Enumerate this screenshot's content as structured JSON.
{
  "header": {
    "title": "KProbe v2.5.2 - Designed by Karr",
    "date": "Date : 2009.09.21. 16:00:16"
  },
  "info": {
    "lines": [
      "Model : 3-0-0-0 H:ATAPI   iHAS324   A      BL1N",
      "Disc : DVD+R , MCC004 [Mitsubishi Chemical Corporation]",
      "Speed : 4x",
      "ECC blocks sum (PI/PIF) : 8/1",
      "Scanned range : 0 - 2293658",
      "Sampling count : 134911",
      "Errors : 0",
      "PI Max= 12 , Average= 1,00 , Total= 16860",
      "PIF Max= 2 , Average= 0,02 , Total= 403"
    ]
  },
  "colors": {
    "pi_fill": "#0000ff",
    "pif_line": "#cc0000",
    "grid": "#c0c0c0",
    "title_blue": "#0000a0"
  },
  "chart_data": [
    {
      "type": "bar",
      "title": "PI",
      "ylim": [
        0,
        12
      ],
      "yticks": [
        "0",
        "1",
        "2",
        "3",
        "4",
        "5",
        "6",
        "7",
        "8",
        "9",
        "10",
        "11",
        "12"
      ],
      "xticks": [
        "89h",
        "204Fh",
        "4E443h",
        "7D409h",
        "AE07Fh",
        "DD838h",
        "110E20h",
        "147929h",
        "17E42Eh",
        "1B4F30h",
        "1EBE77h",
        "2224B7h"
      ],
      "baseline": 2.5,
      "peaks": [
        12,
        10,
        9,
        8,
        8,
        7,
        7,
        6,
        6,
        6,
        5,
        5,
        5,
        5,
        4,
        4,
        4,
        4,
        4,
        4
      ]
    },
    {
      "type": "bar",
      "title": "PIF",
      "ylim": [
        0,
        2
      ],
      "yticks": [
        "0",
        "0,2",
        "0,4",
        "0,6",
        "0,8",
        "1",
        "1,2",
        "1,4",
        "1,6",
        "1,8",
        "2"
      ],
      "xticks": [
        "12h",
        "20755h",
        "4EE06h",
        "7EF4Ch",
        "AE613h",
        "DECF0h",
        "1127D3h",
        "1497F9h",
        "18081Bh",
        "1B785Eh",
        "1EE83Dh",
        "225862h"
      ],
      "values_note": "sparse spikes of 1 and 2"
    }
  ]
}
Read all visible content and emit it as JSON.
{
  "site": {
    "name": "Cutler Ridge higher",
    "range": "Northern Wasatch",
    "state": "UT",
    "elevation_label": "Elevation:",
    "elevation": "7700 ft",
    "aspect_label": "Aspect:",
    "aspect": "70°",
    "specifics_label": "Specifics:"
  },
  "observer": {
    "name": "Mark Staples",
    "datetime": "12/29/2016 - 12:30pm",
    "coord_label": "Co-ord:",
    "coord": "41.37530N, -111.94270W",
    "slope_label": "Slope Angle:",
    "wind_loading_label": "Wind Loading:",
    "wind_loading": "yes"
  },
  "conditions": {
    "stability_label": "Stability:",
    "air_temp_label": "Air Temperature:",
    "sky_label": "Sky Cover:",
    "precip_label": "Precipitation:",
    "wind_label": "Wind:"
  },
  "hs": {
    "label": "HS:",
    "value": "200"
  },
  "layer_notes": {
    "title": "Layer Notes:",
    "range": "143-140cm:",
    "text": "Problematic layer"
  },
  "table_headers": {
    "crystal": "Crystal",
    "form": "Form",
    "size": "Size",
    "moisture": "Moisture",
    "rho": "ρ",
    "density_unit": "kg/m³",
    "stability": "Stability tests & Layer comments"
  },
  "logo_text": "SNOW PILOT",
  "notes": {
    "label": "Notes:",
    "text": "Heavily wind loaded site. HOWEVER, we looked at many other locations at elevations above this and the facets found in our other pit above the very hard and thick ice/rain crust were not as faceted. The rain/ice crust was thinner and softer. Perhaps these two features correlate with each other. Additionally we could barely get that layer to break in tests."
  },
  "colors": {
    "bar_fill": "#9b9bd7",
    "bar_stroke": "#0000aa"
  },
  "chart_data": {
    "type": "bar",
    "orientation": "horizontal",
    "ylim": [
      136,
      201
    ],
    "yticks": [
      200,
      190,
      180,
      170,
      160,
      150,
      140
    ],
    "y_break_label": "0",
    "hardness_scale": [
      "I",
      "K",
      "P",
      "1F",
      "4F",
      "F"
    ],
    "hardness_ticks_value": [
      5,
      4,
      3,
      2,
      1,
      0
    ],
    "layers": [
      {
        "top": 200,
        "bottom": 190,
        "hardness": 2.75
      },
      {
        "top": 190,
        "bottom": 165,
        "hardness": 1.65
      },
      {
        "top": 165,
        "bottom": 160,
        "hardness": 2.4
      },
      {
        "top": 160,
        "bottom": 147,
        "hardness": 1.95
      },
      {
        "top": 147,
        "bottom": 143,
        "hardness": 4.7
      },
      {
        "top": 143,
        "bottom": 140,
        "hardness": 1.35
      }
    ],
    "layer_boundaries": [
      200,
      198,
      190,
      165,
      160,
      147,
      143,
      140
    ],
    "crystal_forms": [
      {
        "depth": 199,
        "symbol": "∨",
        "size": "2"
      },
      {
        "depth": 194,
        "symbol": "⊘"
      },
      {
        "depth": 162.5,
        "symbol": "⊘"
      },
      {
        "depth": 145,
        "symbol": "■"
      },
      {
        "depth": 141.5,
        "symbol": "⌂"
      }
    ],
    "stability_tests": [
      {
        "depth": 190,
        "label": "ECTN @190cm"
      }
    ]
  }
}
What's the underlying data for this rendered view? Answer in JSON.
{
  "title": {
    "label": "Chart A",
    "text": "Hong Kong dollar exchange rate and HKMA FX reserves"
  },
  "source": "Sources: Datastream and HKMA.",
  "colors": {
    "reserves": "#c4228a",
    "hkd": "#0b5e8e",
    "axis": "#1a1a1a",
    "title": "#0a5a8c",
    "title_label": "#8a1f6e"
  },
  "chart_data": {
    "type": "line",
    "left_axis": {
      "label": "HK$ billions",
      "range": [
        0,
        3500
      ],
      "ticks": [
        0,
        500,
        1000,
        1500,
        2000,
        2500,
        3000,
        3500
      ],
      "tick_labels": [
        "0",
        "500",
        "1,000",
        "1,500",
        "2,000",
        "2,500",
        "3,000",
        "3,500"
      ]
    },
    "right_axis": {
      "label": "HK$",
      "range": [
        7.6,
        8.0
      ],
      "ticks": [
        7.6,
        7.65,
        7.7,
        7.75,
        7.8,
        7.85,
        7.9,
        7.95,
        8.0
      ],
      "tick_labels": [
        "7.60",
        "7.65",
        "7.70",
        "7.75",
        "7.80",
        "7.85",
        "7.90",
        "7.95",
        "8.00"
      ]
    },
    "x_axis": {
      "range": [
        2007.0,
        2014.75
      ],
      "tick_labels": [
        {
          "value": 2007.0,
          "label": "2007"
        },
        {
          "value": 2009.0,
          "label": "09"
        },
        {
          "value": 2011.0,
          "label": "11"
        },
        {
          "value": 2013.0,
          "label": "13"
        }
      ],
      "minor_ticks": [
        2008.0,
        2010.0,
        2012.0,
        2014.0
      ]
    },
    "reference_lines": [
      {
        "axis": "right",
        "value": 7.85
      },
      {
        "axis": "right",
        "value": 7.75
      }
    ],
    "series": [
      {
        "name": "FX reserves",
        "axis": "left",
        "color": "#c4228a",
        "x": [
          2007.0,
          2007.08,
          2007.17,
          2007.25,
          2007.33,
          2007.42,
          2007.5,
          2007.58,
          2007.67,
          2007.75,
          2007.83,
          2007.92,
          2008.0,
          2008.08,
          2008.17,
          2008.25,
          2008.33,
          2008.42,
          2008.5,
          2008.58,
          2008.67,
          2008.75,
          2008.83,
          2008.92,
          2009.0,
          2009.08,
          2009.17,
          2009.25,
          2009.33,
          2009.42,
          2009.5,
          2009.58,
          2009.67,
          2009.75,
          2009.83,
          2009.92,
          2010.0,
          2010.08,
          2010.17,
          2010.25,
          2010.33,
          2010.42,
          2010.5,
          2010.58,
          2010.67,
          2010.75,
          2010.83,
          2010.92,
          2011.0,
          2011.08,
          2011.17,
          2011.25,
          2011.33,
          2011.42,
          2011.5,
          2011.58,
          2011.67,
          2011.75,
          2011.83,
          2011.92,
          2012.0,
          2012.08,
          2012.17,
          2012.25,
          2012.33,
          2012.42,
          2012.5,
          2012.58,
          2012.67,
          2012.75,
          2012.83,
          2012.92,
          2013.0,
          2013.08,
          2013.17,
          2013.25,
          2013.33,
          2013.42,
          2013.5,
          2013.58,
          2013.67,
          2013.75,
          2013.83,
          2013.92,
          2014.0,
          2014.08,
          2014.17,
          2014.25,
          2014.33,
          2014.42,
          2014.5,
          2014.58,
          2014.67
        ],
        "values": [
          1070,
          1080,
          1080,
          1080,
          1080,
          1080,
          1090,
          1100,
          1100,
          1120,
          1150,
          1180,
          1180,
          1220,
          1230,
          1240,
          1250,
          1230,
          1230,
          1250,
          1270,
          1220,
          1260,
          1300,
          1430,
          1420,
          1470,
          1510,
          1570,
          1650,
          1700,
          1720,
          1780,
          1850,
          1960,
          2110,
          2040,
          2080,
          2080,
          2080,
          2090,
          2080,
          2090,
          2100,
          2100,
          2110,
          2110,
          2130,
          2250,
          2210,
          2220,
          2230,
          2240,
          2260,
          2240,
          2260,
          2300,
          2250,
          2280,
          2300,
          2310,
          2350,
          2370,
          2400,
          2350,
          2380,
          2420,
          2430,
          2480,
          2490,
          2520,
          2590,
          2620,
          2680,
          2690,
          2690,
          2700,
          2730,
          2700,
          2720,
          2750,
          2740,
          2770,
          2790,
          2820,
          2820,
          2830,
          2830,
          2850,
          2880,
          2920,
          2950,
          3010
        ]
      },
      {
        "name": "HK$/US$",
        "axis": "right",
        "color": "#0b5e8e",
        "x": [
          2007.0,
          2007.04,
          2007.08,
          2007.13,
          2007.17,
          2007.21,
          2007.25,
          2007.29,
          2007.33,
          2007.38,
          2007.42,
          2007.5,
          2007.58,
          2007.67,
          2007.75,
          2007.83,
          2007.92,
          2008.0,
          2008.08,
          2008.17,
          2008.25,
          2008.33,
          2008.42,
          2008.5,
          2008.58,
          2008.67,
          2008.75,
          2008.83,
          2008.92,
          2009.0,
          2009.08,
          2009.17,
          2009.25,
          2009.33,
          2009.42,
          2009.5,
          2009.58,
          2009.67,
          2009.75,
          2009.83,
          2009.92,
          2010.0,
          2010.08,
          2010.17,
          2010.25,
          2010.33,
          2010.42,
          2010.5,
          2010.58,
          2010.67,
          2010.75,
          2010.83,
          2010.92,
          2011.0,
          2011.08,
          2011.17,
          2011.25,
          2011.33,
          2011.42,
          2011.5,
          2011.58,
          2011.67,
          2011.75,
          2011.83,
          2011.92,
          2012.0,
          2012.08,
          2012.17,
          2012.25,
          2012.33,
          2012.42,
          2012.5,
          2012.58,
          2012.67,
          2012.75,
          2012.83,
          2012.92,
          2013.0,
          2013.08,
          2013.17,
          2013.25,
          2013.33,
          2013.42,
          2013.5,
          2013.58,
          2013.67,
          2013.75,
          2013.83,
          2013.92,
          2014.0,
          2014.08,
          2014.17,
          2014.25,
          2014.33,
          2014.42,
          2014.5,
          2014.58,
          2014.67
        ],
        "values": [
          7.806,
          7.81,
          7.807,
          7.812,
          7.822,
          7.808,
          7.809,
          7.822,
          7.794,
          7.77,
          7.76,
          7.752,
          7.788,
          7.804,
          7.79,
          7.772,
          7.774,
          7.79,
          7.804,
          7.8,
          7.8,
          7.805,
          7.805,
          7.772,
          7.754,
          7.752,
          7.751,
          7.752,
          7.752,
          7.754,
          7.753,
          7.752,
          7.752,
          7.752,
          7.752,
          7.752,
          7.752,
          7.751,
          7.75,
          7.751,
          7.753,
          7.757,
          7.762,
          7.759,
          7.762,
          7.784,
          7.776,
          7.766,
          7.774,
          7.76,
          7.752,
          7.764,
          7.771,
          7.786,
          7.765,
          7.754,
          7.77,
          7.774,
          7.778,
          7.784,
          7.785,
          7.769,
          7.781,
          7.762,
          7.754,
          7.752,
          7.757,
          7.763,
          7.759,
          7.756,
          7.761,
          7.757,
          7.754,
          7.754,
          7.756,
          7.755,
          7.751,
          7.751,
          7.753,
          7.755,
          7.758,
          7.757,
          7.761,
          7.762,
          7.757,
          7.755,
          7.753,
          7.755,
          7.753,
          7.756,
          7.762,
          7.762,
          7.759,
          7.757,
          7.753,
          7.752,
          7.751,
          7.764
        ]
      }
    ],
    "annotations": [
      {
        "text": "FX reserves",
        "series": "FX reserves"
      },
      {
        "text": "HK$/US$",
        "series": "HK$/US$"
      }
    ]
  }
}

→ **Exercise description**
Show each line of the listing that holds the string "HKMA".

→ **Full answer**
    "text": "Hong Kong dollar exchange rate and HKMA FX reserves"
  "source": "Sources: Datastream and HKMA.",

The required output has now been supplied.